_OBJECTIVE:_
Copy out every line of the listing below with no changes.

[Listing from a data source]
⟨

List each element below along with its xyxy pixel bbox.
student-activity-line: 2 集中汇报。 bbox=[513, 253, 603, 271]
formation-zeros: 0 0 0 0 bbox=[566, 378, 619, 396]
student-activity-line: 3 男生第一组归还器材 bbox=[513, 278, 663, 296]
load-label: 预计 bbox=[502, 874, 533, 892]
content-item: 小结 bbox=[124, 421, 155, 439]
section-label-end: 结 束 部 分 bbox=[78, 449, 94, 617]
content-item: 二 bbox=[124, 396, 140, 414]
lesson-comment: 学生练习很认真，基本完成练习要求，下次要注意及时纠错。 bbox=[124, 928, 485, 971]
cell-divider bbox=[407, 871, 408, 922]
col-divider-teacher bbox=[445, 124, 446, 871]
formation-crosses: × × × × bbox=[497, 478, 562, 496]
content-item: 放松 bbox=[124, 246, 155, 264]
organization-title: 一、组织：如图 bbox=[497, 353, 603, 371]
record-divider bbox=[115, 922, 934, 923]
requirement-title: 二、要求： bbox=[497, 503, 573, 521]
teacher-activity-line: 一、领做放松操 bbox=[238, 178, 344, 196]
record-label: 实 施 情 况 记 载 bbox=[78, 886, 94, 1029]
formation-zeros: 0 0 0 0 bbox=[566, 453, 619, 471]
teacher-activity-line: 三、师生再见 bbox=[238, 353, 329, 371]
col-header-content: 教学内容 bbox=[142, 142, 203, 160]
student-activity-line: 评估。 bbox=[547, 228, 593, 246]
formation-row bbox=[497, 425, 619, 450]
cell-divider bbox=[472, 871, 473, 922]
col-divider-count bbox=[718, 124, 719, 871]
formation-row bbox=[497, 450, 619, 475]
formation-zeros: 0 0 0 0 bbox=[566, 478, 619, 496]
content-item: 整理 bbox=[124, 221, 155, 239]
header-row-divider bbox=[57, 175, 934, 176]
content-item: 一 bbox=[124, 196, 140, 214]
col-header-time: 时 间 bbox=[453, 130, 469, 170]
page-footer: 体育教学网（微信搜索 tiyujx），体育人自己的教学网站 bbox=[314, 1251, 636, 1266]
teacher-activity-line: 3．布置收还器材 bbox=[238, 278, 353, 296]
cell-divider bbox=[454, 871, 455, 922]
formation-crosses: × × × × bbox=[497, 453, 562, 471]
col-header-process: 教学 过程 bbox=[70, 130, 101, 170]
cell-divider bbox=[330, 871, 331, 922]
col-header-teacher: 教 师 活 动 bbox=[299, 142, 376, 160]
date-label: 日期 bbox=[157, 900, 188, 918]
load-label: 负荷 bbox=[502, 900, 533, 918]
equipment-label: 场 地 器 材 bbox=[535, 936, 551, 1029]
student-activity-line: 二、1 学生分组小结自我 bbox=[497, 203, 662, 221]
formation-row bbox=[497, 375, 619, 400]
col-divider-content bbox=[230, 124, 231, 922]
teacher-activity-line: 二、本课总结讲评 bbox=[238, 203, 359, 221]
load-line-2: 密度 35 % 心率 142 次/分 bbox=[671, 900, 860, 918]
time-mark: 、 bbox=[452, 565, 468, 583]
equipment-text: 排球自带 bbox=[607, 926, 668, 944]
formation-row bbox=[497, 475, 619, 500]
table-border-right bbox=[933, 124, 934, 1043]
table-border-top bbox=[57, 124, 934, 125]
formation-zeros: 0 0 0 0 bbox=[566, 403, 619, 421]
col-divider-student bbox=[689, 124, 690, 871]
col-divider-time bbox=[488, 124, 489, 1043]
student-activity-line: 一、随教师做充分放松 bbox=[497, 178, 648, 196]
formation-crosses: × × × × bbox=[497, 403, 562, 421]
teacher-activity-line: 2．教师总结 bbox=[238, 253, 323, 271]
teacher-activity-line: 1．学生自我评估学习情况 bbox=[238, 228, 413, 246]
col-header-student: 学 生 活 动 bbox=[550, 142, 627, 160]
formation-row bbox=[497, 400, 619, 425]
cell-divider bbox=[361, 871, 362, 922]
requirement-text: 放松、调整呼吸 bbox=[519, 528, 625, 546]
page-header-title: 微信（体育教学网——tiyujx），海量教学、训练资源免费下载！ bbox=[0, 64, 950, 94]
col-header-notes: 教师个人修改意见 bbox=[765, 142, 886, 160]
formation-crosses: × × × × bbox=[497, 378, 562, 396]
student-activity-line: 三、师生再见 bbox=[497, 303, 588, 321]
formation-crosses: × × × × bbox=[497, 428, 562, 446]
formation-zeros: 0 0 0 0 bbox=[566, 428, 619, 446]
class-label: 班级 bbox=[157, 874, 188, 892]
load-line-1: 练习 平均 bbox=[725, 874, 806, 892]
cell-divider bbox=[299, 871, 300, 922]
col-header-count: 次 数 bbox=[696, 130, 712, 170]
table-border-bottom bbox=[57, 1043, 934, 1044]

⟩

_IN RESPONSE:_
List each element below along with its xyxy pixel bbox.
student-activity-line: 2 集中汇报。 bbox=[513, 253, 603, 271]
formation-zeros: 0 0 0 0 bbox=[566, 378, 619, 396]
student-activity-line: 3 男生第一组归还器材 bbox=[513, 278, 663, 296]
load-label: 预计 bbox=[502, 874, 533, 892]
content-item: 小结 bbox=[124, 421, 155, 439]
section-label-end: 结 束 部 分 bbox=[78, 449, 94, 617]
content-item: 二 bbox=[124, 396, 140, 414]
lesson-comment: 学生练习很认真，基本完成练习要求，下次要注意及时纠错。 bbox=[124, 928, 485, 971]
cell-divider bbox=[407, 871, 408, 922]
col-divider-teacher bbox=[445, 124, 446, 871]
formation-crosses: × × × × bbox=[497, 478, 562, 496]
content-item: 放松 bbox=[124, 246, 155, 264]
organization-title: 一、组织：如图 bbox=[497, 353, 603, 371]
record-divider bbox=[115, 922, 934, 923]
requirement-title: 二、要求： bbox=[497, 503, 573, 521]
teacher-activity-line: 一、领做放松操 bbox=[238, 178, 344, 196]
record-label: 实 施 情 况 记 载 bbox=[78, 886, 94, 1029]
formation-zeros: 0 0 0 0 bbox=[566, 453, 619, 471]
teacher-activity-line: 三、师生再见 bbox=[238, 353, 329, 371]
col-header-content: 教学内容 bbox=[142, 142, 203, 160]
student-activity-line: 评估。 bbox=[547, 228, 593, 246]
formation-row bbox=[497, 425, 619, 450]
cell-divider bbox=[472, 871, 473, 922]
col-divider-count bbox=[718, 124, 719, 871]
formation-row bbox=[497, 450, 619, 475]
formation-zeros: 0 0 0 0 bbox=[566, 478, 619, 496]
content-item: 整理 bbox=[124, 221, 155, 239]
header-row-divider bbox=[57, 175, 934, 176]
content-item: 一 bbox=[124, 196, 140, 214]
col-header-time: 时 间 bbox=[453, 130, 469, 170]
page-footer: 体育教学网（微信搜索 tiyujx），体育人自己的教学网站 bbox=[314, 1251, 636, 1266]
teacher-activity-line: 3．布置收还器材 bbox=[238, 278, 353, 296]
cell-divider bbox=[454, 871, 455, 922]
formation-crosses: × × × × bbox=[497, 453, 562, 471]
col-header-process: 教学 过程 bbox=[70, 130, 101, 170]
cell-divider bbox=[330, 871, 331, 922]
col-header-teacher: 教 师 活 动 bbox=[299, 142, 376, 160]
date-label: 日期 bbox=[157, 900, 188, 918]
load-label: 负荷 bbox=[502, 900, 533, 918]
equipment-label: 场 地 器 材 bbox=[535, 936, 551, 1029]
student-activity-line: 二、1 学生分组小结自我 bbox=[497, 203, 662, 221]
formation-row bbox=[497, 375, 619, 400]
col-divider-content bbox=[230, 124, 231, 922]
teacher-activity-line: 二、本课总结讲评 bbox=[238, 203, 359, 221]
load-line-2: 密度 35 % 心率 142 次/分 bbox=[671, 900, 860, 918]
time-mark: 、 bbox=[452, 565, 468, 583]
equipment-text: 排球自带 bbox=[607, 926, 668, 944]
formation-row bbox=[497, 475, 619, 500]
table-border-right bbox=[933, 124, 934, 1043]
table-border-top bbox=[57, 124, 934, 125]
formation-zeros: 0 0 0 0 bbox=[566, 403, 619, 421]
col-divider-student bbox=[689, 124, 690, 871]
col-divider-time bbox=[488, 124, 489, 1043]
student-activity-line: 一、随教师做充分放松 bbox=[497, 178, 648, 196]
formation-crosses: × × × × bbox=[497, 403, 562, 421]
teacher-activity-line: 2．教师总结 bbox=[238, 253, 323, 271]
teacher-activity-line: 1．学生自我评估学习情况 bbox=[238, 228, 413, 246]
col-header-student: 学 生 活 动 bbox=[550, 142, 627, 160]
formation-row bbox=[497, 400, 619, 425]
cell-divider bbox=[361, 871, 362, 922]
requirement-text: 放松、调整呼吸 bbox=[519, 528, 625, 546]
page-header-title: 微信（体育教学网——tiyujx），海量教学、训练资源免费下载！ bbox=[0, 64, 950, 94]
col-header-notes: 教师个人修改意见 bbox=[765, 142, 886, 160]
formation-crosses: × × × × bbox=[497, 378, 562, 396]
student-activity-line: 三、师生再见 bbox=[497, 303, 588, 321]
formation-crosses: × × × × bbox=[497, 428, 562, 446]
formation-zeros: 0 0 0 0 bbox=[566, 428, 619, 446]
class-label: 班级 bbox=[157, 874, 188, 892]
load-line-1: 练习 平均 bbox=[725, 874, 806, 892]
cell-divider bbox=[299, 871, 300, 922]
col-header-count: 次 数 bbox=[696, 130, 712, 170]
table-border-bottom bbox=[57, 1043, 934, 1044]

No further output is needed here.